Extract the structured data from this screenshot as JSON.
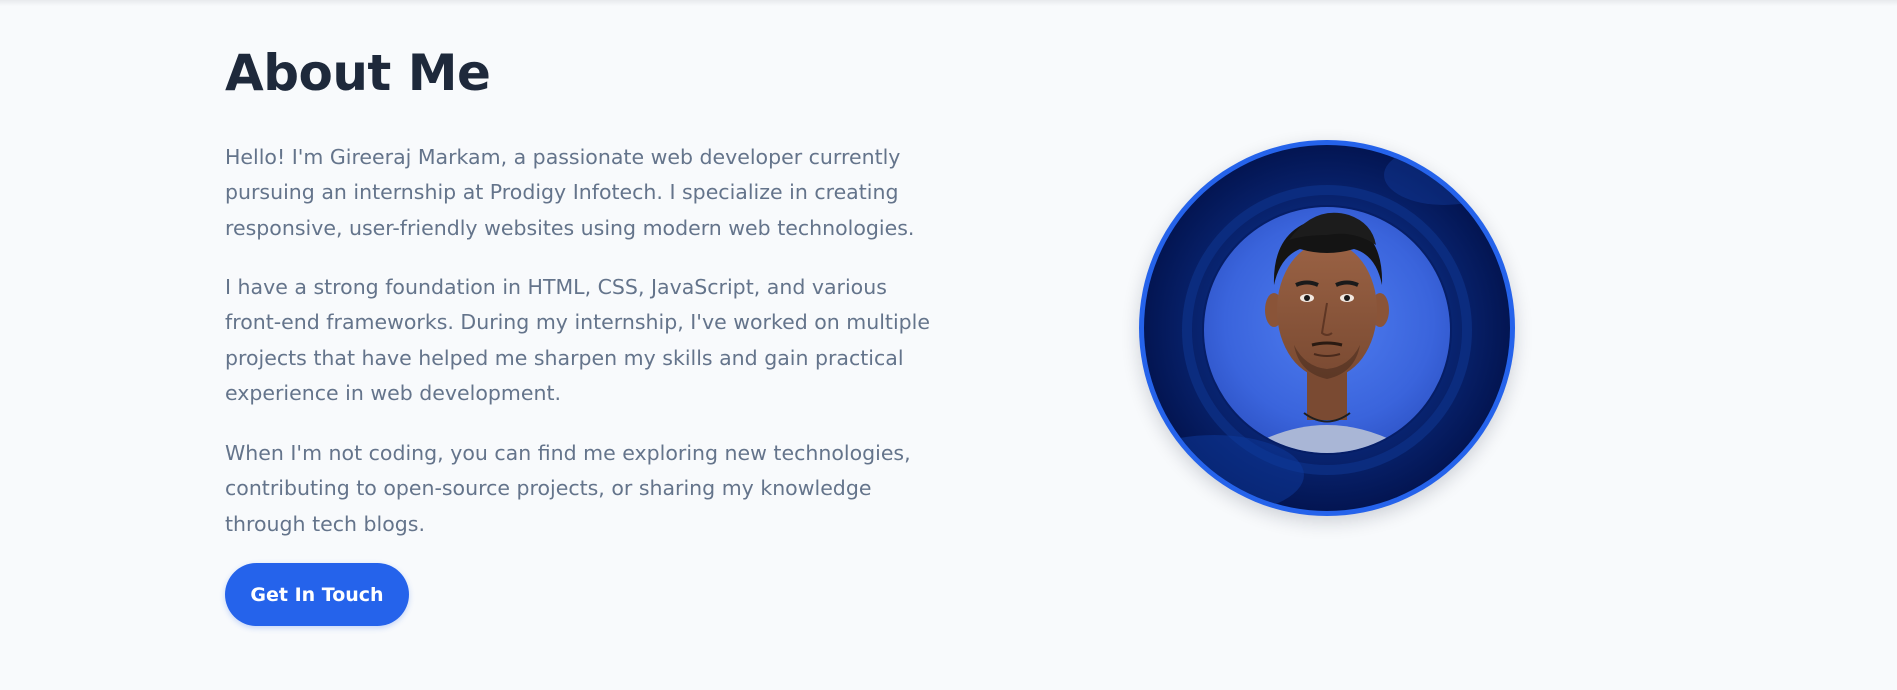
{
  "about": {
    "title": "About Me",
    "paragraphs": [
      "Hello! I'm Gireeraj Markam, a passionate web developer currently pursuing an internship at Prodigy Infotech. I specialize in creating responsive, user-friendly websites using modern web technologies.",
      "I have a strong foundation in HTML, CSS, JavaScript, and various front-end frameworks. During my internship, I've worked on multiple projects that have helped me sharpen my skills and gain practical experience in web development.",
      "When I'm not coding, you can find me exploring new technologies, contributing to open-source projects, or sharing my knowledge through tech blogs."
    ],
    "cta_label": "Get In Touch"
  },
  "profile_photo": {
    "subject": "portrait-of-gireeraj-markam",
    "ring_color": "#2563eb",
    "backdrop_color": "#0a2a7a"
  },
  "colors": {
    "background": "#f8fafc",
    "heading": "#1e293b",
    "body_text": "#64748b",
    "accent": "#2563eb"
  }
}
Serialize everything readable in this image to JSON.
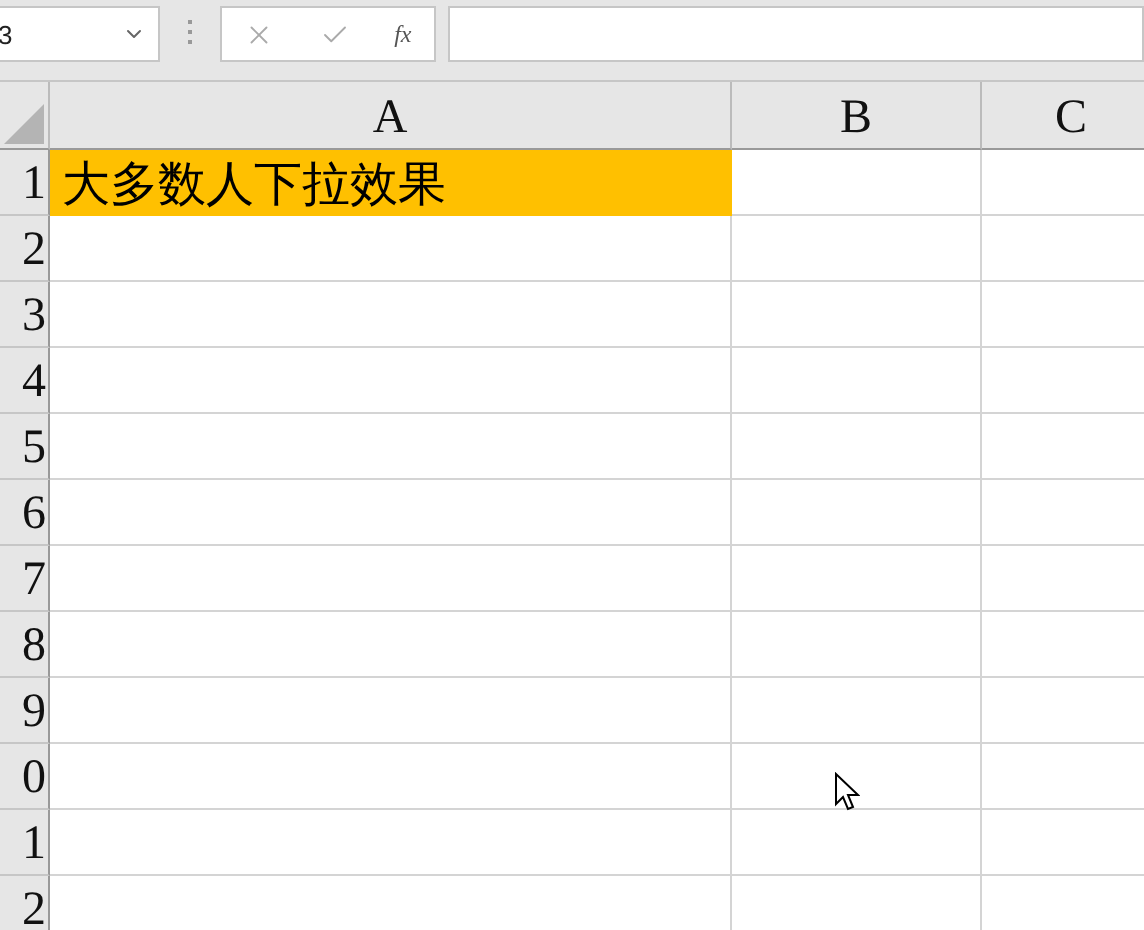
{
  "formula_bar": {
    "name_box": "3",
    "function_label": "fx"
  },
  "columns": [
    {
      "label": "A",
      "selected": false
    },
    {
      "label": "B",
      "selected": false
    },
    {
      "label": "C",
      "selected": false
    }
  ],
  "rows": [
    {
      "label": "1",
      "cells": [
        {
          "text": "大多数人下拉效果",
          "color": "#ffc000"
        }
      ]
    },
    {
      "label": "2"
    },
    {
      "label": "3"
    },
    {
      "label": "4"
    },
    {
      "label": "5"
    },
    {
      "label": "6"
    },
    {
      "label": "7"
    },
    {
      "label": "8"
    },
    {
      "label": "9"
    },
    {
      "label": "0"
    },
    {
      "label": "1"
    },
    {
      "label": "2"
    }
  ]
}
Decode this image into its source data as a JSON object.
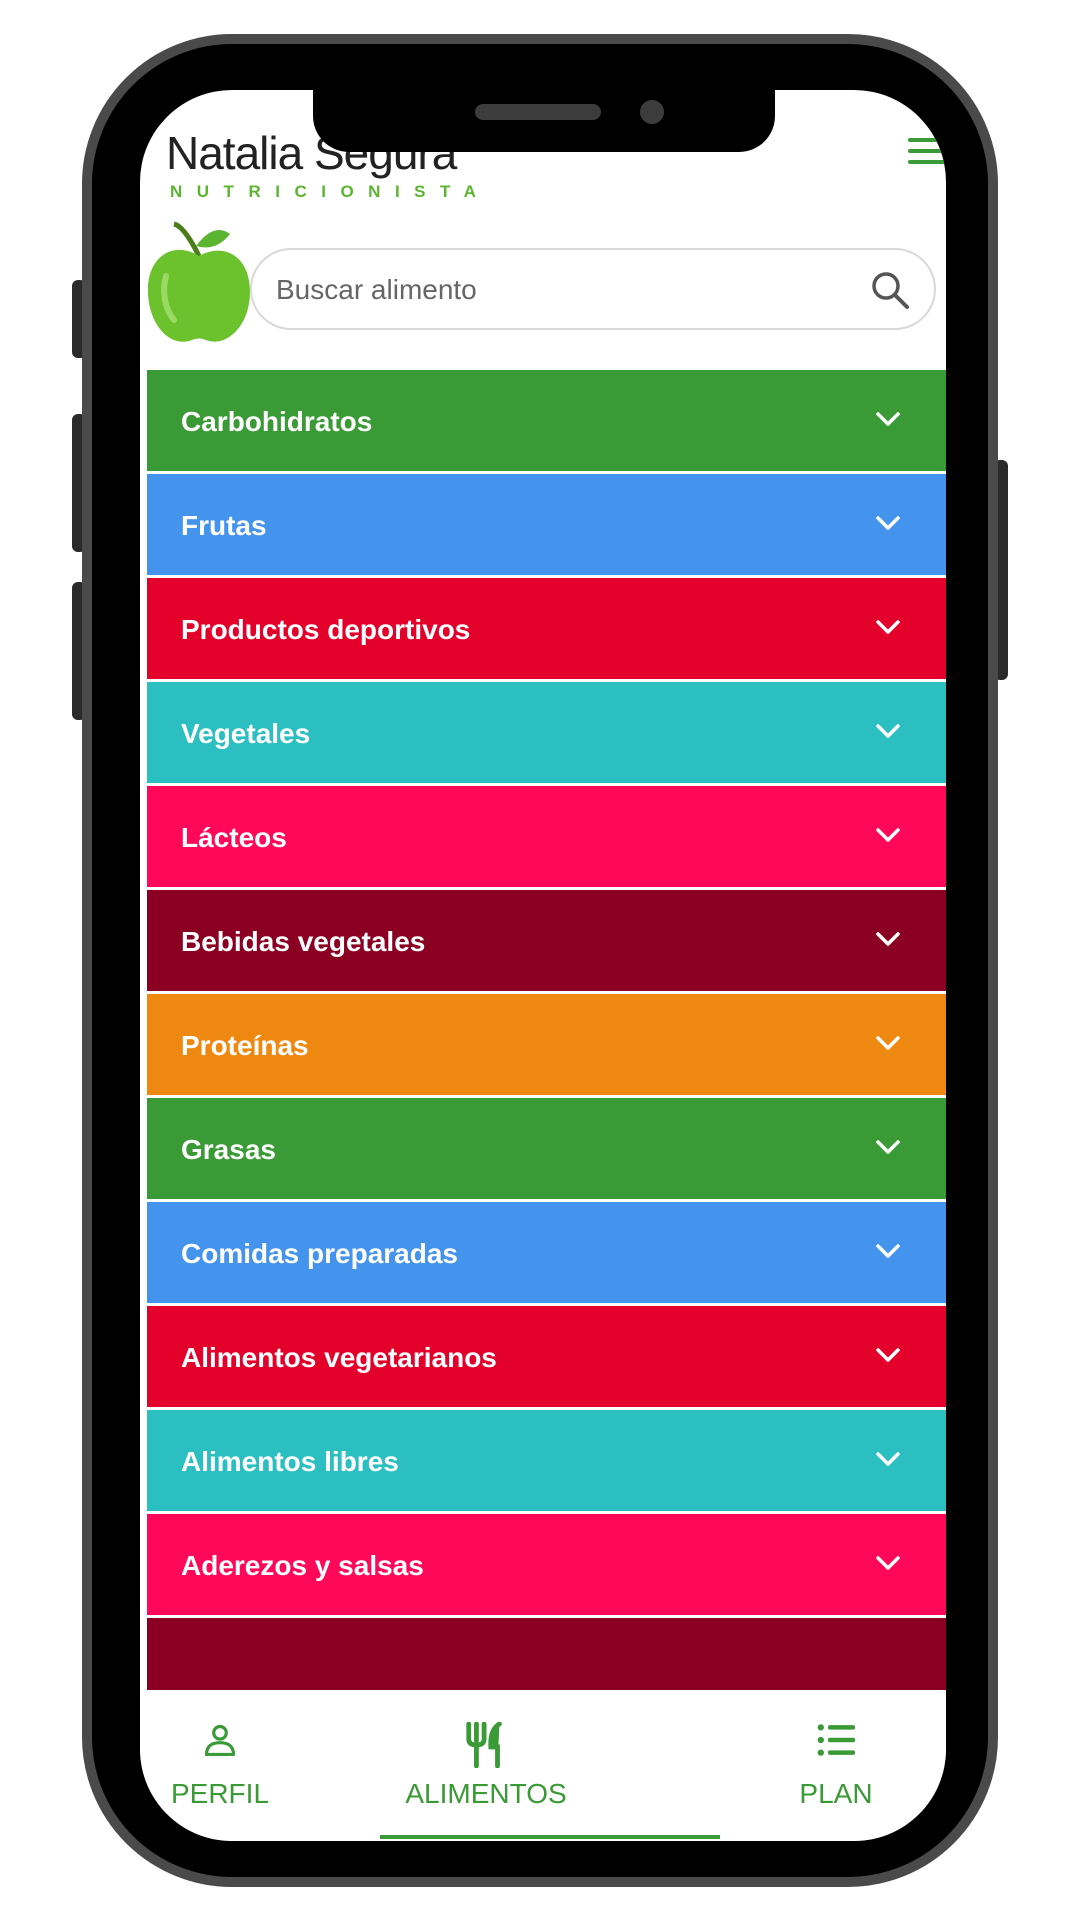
{
  "header": {
    "brand_name": "Natalia Segura",
    "brand_subtitle": "NUTRICIONISTA",
    "menu_icon": "hamburger-menu-icon",
    "logo_icon": "green-apple-icon"
  },
  "search": {
    "placeholder": "Buscar alimento",
    "value": "",
    "icon": "search-icon"
  },
  "categories": [
    {
      "label": "Carbohidratos",
      "color": "#3a9a35"
    },
    {
      "label": "Frutas",
      "color": "#4493ec"
    },
    {
      "label": "Productos deportivos",
      "color": "#e3002a"
    },
    {
      "label": "Vegetales",
      "color": "#2bbfc1"
    },
    {
      "label": "Lácteos",
      "color": "#ff0859"
    },
    {
      "label": "Bebidas vegetales",
      "color": "#8b0022"
    },
    {
      "label": "Proteínas",
      "color": "#ee8811"
    },
    {
      "label": "Grasas",
      "color": "#3a9a35"
    },
    {
      "label": "Comidas preparadas",
      "color": "#4493ec"
    },
    {
      "label": "Alimentos vegetarianos",
      "color": "#e3002a"
    },
    {
      "label": "Alimentos libres",
      "color": "#2bbfc1"
    },
    {
      "label": "Aderezos y salsas",
      "color": "#ff0859"
    },
    {
      "label": "",
      "color": "#8b0022"
    }
  ],
  "bottom_nav": {
    "items": [
      {
        "label": "PERFIL",
        "icon": "person-icon"
      },
      {
        "label": "ALIMENTOS",
        "icon": "fork-knife-icon",
        "active": true
      },
      {
        "label": "PLAN",
        "icon": "list-icon"
      }
    ],
    "accent": "#3a9a35"
  }
}
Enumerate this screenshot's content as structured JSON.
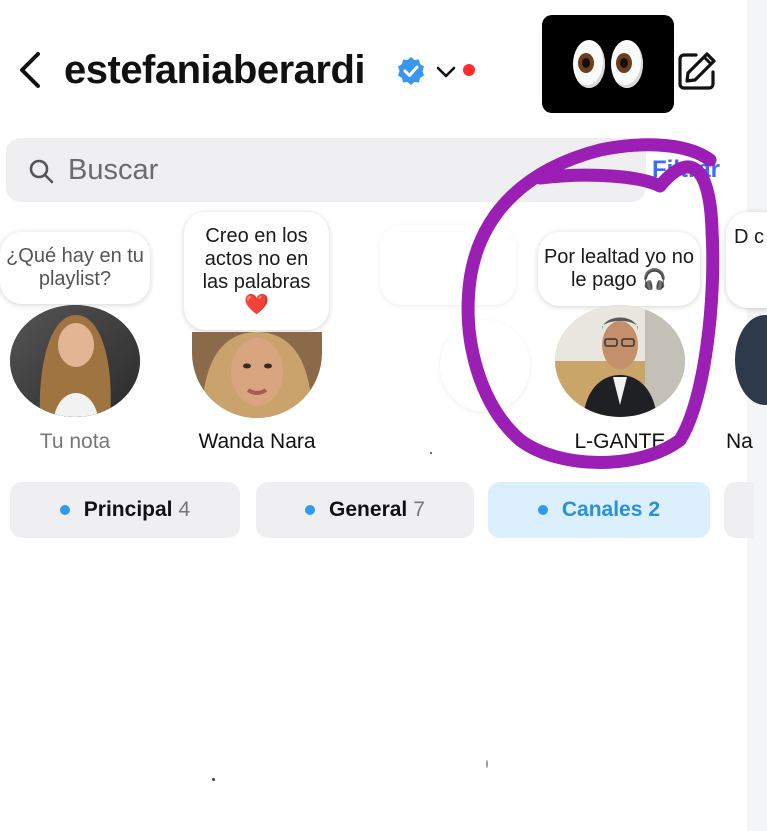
{
  "header": {
    "username": "estefaniaberardi",
    "back_icon": "chevron-left-icon",
    "verified_icon": "verified-badge-icon",
    "dropdown_icon": "chevron-down-icon",
    "compose_icon": "compose-icon",
    "sticker": "eyes-emoji"
  },
  "search": {
    "placeholder": "Buscar",
    "filter_label": "Filtrar"
  },
  "notes": [
    {
      "note": "¿Qué hay en tu playlist?",
      "name": "Tu nota"
    },
    {
      "note": "Creo en los actos no en las palabras ❤️",
      "name": "Wanda Nara"
    },
    {
      "note": "",
      "name": ""
    },
    {
      "note": "Por lealtad yo no le pago 🎧",
      "name": "L-GANTE"
    },
    {
      "note": "D c s",
      "name": "Na"
    }
  ],
  "tabs": [
    {
      "label": "Principal",
      "count": "4"
    },
    {
      "label": "General",
      "count": "7"
    },
    {
      "label": "Canales",
      "count": "2"
    }
  ],
  "colors": {
    "accent": "#3b6cf5",
    "annotation": "#9b1fb5",
    "active_tab_bg": "#dbeffd",
    "unread_dot": "#2e9bf0"
  }
}
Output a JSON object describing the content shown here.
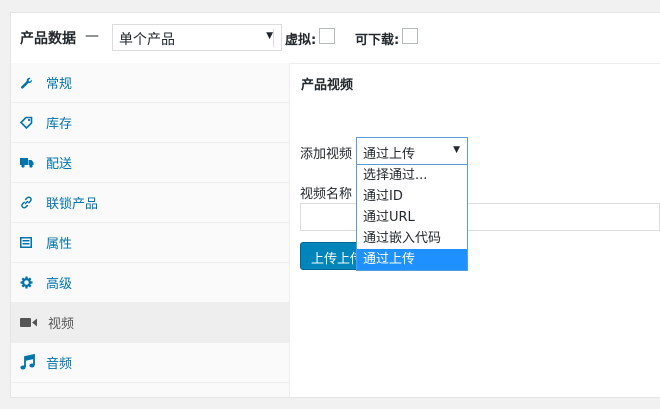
{
  "header": {
    "title": "产品数据",
    "dash": "—",
    "type_select": {
      "value": "单个产品"
    },
    "virtual_label": "虚拟:",
    "downloadable_label": "可下载:"
  },
  "sidebar": {
    "items": [
      {
        "label": "常规",
        "icon": "wrench-icon"
      },
      {
        "label": "库存",
        "icon": "tag-icon"
      },
      {
        "label": "配送",
        "icon": "truck-icon"
      },
      {
        "label": "联锁产品",
        "icon": "link-icon"
      },
      {
        "label": "属性",
        "icon": "list-icon"
      },
      {
        "label": "高级",
        "icon": "gear-icon"
      },
      {
        "label": "视频",
        "icon": "video-camera-icon"
      },
      {
        "label": "音频",
        "icon": "music-note-icon"
      }
    ],
    "active_index": 6
  },
  "main": {
    "title": "产品视频",
    "add_video_label": "添加视频",
    "video_select": {
      "value": "通过上传",
      "options": [
        "选择通过...",
        "通过ID",
        "通过URL",
        "通过嵌入代码",
        "通过上传"
      ],
      "selected_index": 4
    },
    "video_name_label": "视频名称",
    "upload_button": "上传上传"
  },
  "colors": {
    "link": "#0073aa",
    "button": "#0085ba",
    "dropdown_highlight": "#1e90ff",
    "focus_border": "#5b9dd9"
  }
}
==*==
» Aim
Copy out each record shown above without alteration, skipping any picture.

» Finished answer
Extract the structured data from this screenshot as JSON.
{
  "about": {
    "title": "About Me",
    "paragraphs": [
      "Hello! I'm Gireeraj Markam, a passionate web developer currently pursuing an internship at Prodigy Infotech. I specialize in creating responsive, user-friendly websites using modern web technologies.",
      "I have a strong foundation in HTML, CSS, JavaScript, and various front-end frameworks. During my internship, I've worked on multiple projects that have helped me sharpen my skills and gain practical experience in web development.",
      "When I'm not coding, you can find me exploring new technologies, contributing to open-source projects, or sharing my knowledge through tech blogs."
    ],
    "cta_label": "Get In Touch"
  },
  "profile_photo": {
    "subject": "portrait-of-gireeraj-markam",
    "ring_color": "#2563eb",
    "backdrop_color": "#0a2a7a"
  },
  "colors": {
    "background": "#f8fafc",
    "heading": "#1e293b",
    "body_text": "#64748b",
    "accent": "#2563eb"
  }
}
Serialize everything readable in this image to JSON.
{
  "formula_bar": {
    "name_box": "3",
    "function_label": "fx"
  },
  "columns": [
    {
      "label": "A",
      "selected": false
    },
    {
      "label": "B",
      "selected": false
    },
    {
      "label": "C",
      "selected": false
    }
  ],
  "rows": [
    {
      "label": "1",
      "cells": [
        {
          "text": "大多数人下拉效果",
          "color": "#ffc000"
        }
      ]
    },
    {
      "label": "2"
    },
    {
      "label": "3"
    },
    {
      "label": "4"
    },
    {
      "label": "5"
    },
    {
      "label": "6"
    },
    {
      "label": "7"
    },
    {
      "label": "8"
    },
    {
      "label": "9"
    },
    {
      "label": "0"
    },
    {
      "label": "1"
    },
    {
      "label": "2"
    }
  ]
}
Decode this image into its source data as a JSON object.
{
  "header": {
    "brand_name": "Natalia Segura",
    "brand_subtitle": "NUTRICIONISTA",
    "menu_icon": "hamburger-menu-icon",
    "logo_icon": "green-apple-icon"
  },
  "search": {
    "placeholder": "Buscar alimento",
    "value": "",
    "icon": "search-icon"
  },
  "categories": [
    {
      "label": "Carbohidratos",
      "color": "#3a9a35"
    },
    {
      "label": "Frutas",
      "color": "#4493ec"
    },
    {
      "label": "Productos deportivos",
      "color": "#e3002a"
    },
    {
      "label": "Vegetales",
      "color": "#2bbfc1"
    },
    {
      "label": "Lácteos",
      "color": "#ff0859"
    },
    {
      "label": "Bebidas vegetales",
      "color": "#8b0022"
    },
    {
      "label": "Proteínas",
      "color": "#ee8811"
    },
    {
      "label": "Grasas",
      "color": "#3a9a35"
    },
    {
      "label": "Comidas preparadas",
      "color": "#4493ec"
    },
    {
      "label": "Alimentos vegetarianos",
      "color": "#e3002a"
    },
    {
      "label": "Alimentos libres",
      "color": "#2bbfc1"
    },
    {
      "label": "Aderezos y salsas",
      "color": "#ff0859"
    },
    {
      "label": "",
      "color": "#8b0022"
    }
  ],
  "bottom_nav": {
    "items": [
      {
        "label": "PERFIL",
        "icon": "person-icon"
      },
      {
        "label": "ALIMENTOS",
        "icon": "fork-knife-icon",
        "active": true
      },
      {
        "label": "PLAN",
        "icon": "list-icon"
      }
    ],
    "accent": "#3a9a35"
  }
}
Enumerate this screenshot's content as structured JSON.
{
  "header": {
    "username": "estefaniaberardi",
    "back_icon": "chevron-left-icon",
    "verified_icon": "verified-badge-icon",
    "dropdown_icon": "chevron-down-icon",
    "compose_icon": "compose-icon",
    "sticker": "eyes-emoji"
  },
  "search": {
    "placeholder": "Buscar",
    "filter_label": "Filtrar"
  },
  "notes": [
    {
      "note": "¿Qué hay en tu playlist?",
      "name": "Tu nota"
    },
    {
      "note": "Creo en los actos no en las palabras ❤️",
      "name": "Wanda Nara"
    },
    {
      "note": "",
      "name": ""
    },
    {
      "note": "Por lealtad yo no le pago 🎧",
      "name": "L-GANTE"
    },
    {
      "note": "D c s",
      "name": "Na"
    }
  ],
  "tabs": [
    {
      "label": "Principal",
      "count": "4"
    },
    {
      "label": "General",
      "count": "7"
    },
    {
      "label": "Canales",
      "count": "2"
    }
  ],
  "colors": {
    "accent": "#3b6cf5",
    "annotation": "#9b1fb5",
    "active_tab_bg": "#dbeffd",
    "unread_dot": "#2e9bf0"
  }
}
Output a JSON object describing the content shown here.
{
  "header": {
    "title": "产品数据",
    "dash": "—",
    "type_select": {
      "value": "单个产品"
    },
    "virtual_label": "虚拟:",
    "downloadable_label": "可下载:"
  },
  "sidebar": {
    "items": [
      {
        "label": "常规",
        "icon": "wrench-icon"
      },
      {
        "label": "库存",
        "icon": "tag-icon"
      },
      {
        "label": "配送",
        "icon": "truck-icon"
      },
      {
        "label": "联锁产品",
        "icon": "link-icon"
      },
      {
        "label": "属性",
        "icon": "list-icon"
      },
      {
        "label": "高级",
        "icon": "gear-icon"
      },
      {
        "label": "视频",
        "icon": "video-camera-icon"
      },
      {
        "label": "音频",
        "icon": "music-note-icon"
      }
    ],
    "active_index": 6
  },
  "main": {
    "title": "产品视频",
    "add_video_label": "添加视频",
    "video_select": {
      "value": "通过上传",
      "options": [
        "选择通过...",
        "通过ID",
        "通过URL",
        "通过嵌入代码",
        "通过上传"
      ],
      "selected_index": 4
    },
    "video_name_label": "视频名称",
    "upload_button": "上传上传"
  },
  "colors": {
    "link": "#0073aa",
    "button": "#0085ba",
    "dropdown_highlight": "#1e90ff",
    "focus_border": "#5b9dd9"
  }
}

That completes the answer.